Show all lines holding "output".

= = = = =

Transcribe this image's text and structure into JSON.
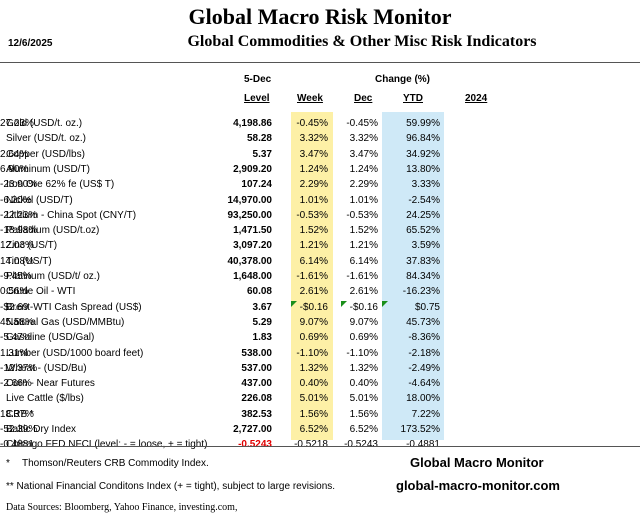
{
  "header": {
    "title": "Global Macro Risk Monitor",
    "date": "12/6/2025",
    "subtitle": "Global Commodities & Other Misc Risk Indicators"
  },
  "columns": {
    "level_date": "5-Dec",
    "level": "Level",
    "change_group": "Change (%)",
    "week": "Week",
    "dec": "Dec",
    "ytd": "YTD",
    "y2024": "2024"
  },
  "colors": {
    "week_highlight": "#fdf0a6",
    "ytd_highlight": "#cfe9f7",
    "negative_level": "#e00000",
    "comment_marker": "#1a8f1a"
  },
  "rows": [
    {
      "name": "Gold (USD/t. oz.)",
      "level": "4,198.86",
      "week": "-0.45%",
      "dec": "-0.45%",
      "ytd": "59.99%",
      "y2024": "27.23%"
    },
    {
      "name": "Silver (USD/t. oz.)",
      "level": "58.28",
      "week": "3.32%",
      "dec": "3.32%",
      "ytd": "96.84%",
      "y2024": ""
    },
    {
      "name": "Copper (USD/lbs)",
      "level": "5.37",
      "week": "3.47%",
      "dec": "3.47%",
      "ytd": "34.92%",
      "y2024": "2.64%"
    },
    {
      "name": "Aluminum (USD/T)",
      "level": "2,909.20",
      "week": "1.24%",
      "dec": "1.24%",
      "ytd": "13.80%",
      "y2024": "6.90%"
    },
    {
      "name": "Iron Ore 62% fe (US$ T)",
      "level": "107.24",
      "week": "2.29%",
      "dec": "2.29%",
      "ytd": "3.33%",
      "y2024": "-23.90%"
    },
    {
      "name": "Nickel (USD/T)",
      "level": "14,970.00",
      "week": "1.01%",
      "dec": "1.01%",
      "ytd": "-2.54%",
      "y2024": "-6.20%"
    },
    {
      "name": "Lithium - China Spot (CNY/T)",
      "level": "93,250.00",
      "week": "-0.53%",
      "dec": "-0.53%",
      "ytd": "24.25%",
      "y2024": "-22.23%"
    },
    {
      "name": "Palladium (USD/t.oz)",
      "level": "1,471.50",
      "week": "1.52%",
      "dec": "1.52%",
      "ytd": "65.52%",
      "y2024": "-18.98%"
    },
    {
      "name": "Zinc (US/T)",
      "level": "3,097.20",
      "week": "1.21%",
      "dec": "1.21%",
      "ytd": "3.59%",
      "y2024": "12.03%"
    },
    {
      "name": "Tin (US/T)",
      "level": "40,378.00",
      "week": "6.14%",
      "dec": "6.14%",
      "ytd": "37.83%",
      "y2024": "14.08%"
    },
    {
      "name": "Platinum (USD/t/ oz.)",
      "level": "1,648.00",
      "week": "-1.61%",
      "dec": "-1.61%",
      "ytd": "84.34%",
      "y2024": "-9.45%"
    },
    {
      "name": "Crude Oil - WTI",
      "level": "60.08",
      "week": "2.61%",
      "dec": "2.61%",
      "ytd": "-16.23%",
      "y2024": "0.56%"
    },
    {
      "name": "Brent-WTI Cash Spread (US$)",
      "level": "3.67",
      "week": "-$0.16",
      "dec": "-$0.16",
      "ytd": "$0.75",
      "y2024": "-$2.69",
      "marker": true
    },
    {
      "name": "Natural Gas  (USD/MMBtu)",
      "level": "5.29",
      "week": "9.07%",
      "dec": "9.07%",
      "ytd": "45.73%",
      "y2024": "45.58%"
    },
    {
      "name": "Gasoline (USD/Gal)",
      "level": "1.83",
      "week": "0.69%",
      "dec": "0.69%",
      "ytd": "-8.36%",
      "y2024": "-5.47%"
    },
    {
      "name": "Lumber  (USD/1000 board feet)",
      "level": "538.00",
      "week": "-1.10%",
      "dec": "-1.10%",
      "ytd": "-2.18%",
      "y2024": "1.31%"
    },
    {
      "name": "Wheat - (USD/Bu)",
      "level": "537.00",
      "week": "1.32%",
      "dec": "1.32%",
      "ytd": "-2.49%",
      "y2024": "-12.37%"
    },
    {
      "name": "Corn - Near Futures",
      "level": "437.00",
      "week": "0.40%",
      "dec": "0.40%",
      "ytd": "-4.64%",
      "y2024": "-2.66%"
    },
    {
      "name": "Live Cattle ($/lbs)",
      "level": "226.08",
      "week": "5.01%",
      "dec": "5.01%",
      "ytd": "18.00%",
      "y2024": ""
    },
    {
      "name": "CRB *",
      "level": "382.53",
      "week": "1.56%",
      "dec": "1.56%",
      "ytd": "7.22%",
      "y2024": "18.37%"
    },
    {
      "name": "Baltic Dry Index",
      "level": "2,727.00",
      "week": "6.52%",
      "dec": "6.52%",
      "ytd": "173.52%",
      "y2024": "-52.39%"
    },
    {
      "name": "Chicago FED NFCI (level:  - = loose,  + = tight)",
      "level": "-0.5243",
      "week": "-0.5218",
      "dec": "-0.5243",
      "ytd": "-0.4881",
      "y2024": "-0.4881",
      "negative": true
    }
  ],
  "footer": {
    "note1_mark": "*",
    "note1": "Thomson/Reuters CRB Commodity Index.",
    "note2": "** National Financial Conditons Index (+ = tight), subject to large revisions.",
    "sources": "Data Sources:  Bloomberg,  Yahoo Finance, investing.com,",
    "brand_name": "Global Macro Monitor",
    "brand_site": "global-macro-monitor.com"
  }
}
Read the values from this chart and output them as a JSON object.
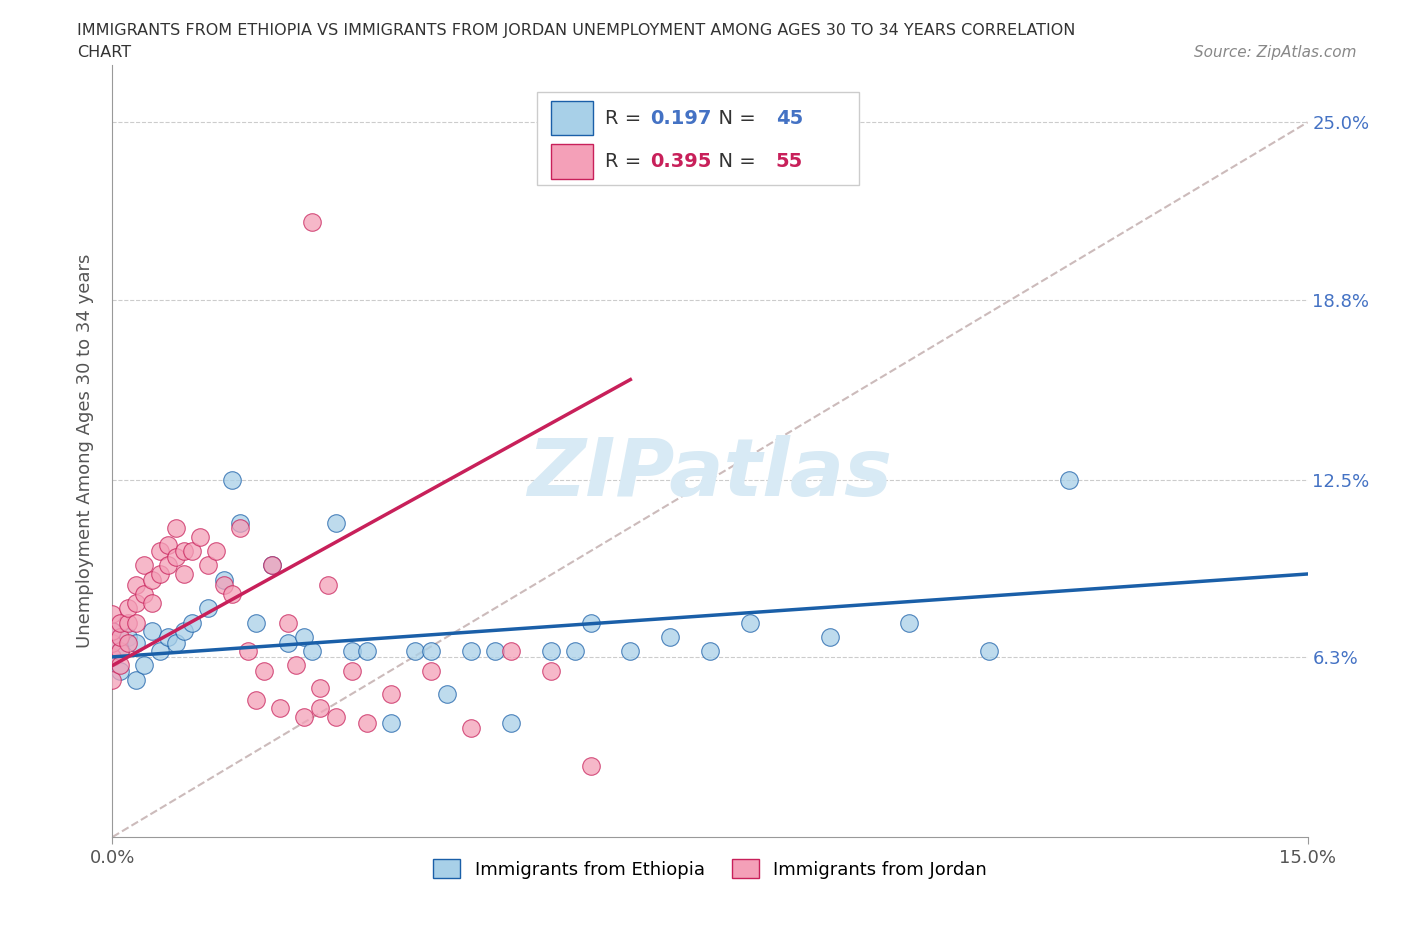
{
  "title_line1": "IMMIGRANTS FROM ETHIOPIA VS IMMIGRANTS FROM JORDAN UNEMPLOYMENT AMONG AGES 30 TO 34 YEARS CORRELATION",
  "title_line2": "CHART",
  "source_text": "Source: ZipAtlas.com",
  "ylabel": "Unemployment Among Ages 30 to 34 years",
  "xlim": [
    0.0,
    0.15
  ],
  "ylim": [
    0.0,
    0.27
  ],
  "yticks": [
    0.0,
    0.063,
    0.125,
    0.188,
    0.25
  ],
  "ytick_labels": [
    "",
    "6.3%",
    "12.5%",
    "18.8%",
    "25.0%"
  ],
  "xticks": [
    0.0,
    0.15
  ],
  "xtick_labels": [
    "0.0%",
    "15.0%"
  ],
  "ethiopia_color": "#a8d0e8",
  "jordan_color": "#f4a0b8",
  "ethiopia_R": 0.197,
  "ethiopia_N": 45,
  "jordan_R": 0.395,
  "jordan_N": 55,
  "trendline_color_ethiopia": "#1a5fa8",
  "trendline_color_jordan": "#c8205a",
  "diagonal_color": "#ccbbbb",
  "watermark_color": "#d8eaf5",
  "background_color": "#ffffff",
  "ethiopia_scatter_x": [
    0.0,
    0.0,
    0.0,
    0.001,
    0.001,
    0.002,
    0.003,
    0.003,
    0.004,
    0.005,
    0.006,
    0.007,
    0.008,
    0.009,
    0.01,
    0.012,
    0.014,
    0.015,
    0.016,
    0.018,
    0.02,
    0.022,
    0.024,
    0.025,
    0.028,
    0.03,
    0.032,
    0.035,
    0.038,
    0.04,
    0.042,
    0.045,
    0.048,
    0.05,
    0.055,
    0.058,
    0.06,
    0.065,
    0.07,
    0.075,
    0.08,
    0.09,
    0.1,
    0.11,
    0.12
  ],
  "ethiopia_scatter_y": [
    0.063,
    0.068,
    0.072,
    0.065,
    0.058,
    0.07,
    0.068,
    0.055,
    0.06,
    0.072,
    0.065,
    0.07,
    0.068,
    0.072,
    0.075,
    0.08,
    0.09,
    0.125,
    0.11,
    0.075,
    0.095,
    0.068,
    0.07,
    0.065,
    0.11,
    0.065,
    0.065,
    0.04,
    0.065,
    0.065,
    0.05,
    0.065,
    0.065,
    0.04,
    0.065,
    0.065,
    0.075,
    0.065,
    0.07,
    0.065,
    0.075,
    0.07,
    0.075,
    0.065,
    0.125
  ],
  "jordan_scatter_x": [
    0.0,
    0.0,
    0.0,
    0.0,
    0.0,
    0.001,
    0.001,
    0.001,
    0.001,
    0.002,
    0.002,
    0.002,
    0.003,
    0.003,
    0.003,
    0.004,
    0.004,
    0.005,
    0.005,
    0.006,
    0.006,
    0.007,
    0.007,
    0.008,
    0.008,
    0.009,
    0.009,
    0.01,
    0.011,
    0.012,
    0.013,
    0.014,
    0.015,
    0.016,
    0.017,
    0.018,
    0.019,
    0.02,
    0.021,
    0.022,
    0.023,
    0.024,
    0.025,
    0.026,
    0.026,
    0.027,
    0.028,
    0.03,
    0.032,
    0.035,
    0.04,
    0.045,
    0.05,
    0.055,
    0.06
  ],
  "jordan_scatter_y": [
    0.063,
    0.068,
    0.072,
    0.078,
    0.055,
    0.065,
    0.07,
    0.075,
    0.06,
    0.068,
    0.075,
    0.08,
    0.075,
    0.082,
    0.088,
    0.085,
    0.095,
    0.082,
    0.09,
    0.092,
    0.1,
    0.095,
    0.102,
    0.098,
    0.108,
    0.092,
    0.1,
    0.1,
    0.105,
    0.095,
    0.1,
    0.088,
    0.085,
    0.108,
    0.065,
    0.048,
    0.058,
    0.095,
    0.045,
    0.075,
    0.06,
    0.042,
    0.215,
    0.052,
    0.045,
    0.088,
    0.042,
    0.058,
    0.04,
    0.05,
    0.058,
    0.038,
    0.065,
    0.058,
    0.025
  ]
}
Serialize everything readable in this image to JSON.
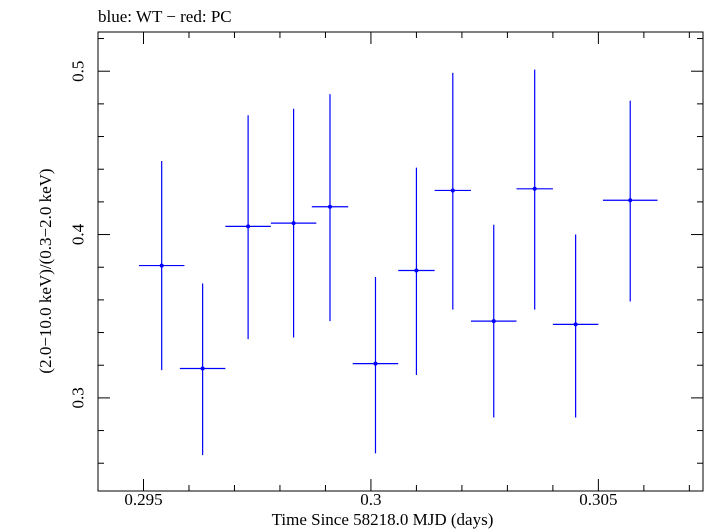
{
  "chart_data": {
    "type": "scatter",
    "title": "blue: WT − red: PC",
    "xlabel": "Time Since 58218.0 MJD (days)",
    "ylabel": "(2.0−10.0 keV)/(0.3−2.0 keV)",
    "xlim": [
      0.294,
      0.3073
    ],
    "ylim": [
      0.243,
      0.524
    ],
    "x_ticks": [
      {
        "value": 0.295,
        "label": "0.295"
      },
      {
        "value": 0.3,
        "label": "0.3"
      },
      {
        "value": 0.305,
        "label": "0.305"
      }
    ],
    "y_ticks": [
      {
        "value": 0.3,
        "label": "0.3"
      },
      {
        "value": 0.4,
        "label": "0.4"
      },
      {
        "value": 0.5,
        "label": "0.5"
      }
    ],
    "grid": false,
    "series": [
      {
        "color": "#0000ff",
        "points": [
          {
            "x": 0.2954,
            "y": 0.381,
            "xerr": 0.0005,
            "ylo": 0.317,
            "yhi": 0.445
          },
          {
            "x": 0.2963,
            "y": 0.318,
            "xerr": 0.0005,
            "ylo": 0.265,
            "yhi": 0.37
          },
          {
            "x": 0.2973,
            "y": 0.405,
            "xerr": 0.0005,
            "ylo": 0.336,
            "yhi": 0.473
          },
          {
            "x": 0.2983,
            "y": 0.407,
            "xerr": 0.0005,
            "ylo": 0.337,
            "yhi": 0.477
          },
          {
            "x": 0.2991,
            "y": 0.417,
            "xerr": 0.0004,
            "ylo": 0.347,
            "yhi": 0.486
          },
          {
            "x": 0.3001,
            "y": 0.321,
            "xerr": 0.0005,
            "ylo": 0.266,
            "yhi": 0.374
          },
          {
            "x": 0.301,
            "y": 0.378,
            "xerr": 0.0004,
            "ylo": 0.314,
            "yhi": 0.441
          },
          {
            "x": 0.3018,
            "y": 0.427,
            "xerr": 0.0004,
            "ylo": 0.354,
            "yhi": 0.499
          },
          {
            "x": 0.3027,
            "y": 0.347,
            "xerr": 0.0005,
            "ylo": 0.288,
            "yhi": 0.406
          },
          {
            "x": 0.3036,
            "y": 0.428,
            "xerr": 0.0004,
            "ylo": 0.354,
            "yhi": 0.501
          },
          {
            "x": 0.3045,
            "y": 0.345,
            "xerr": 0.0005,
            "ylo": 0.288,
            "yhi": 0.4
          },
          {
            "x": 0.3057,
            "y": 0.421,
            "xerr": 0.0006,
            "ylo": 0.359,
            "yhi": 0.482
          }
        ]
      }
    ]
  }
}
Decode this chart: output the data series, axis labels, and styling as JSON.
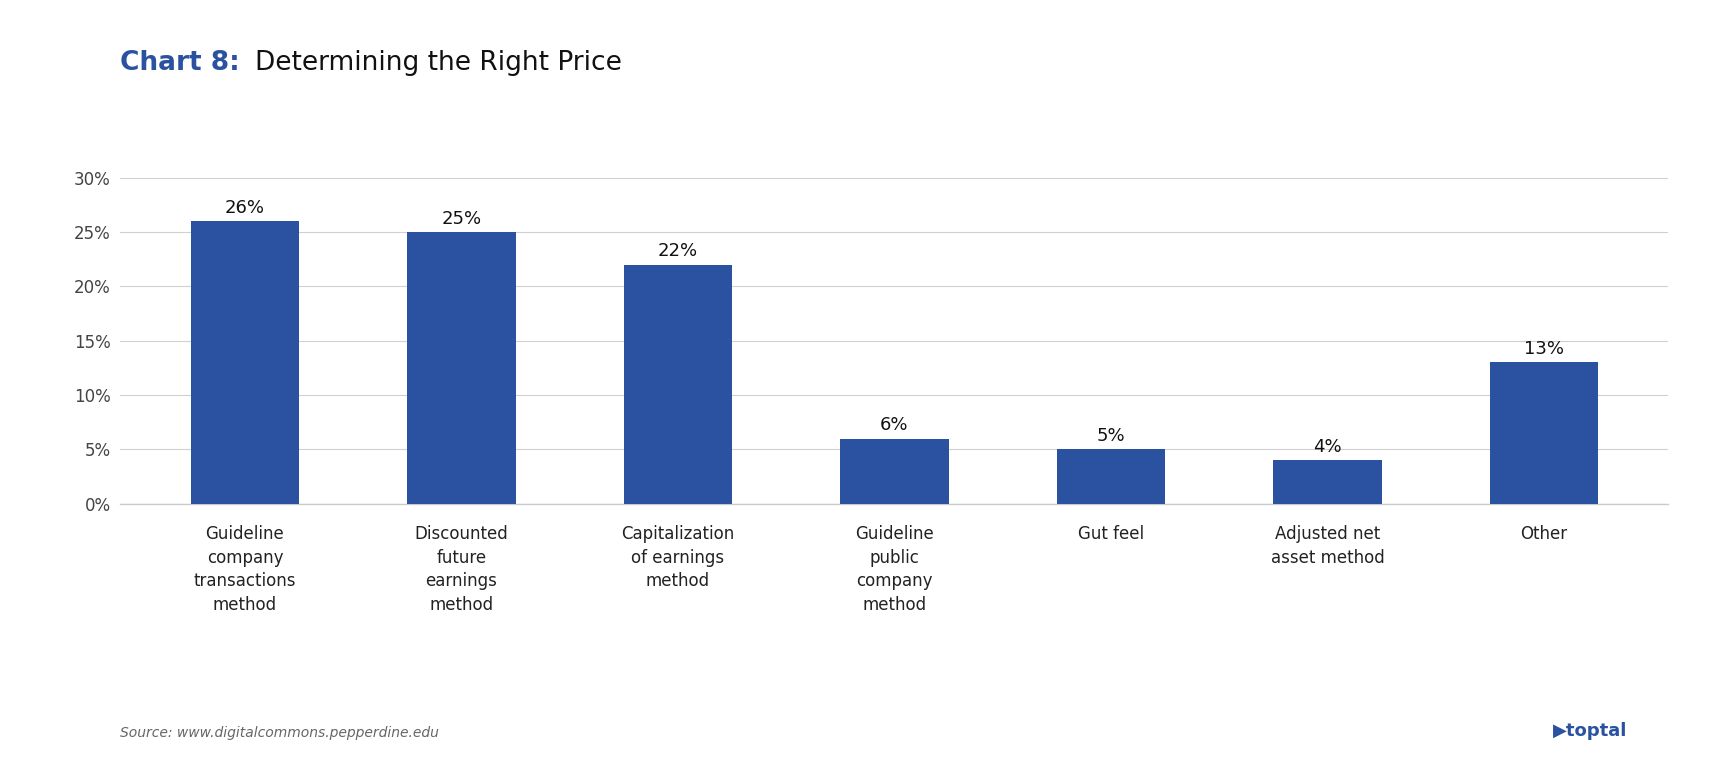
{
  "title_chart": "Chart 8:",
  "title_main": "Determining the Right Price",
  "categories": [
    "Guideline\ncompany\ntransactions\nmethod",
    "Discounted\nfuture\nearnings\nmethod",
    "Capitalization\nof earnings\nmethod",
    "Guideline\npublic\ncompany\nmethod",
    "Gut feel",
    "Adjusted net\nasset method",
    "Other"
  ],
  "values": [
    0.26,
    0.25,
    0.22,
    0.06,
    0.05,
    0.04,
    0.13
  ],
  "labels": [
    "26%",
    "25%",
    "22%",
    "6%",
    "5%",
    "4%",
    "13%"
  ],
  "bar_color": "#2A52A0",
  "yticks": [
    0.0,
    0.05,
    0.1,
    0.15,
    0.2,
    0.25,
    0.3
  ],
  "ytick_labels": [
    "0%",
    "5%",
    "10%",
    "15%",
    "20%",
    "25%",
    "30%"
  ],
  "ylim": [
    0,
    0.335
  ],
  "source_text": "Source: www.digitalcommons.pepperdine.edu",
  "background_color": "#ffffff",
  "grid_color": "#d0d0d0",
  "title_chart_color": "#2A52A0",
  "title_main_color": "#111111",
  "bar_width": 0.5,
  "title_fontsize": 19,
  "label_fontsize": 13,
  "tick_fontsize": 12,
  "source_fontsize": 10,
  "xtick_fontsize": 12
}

= = = = =

- _Exercise response_:
Read the values from this chart and output them as a JSON object.
Decode this chart: output the data series, axis labels, and styling as JSON.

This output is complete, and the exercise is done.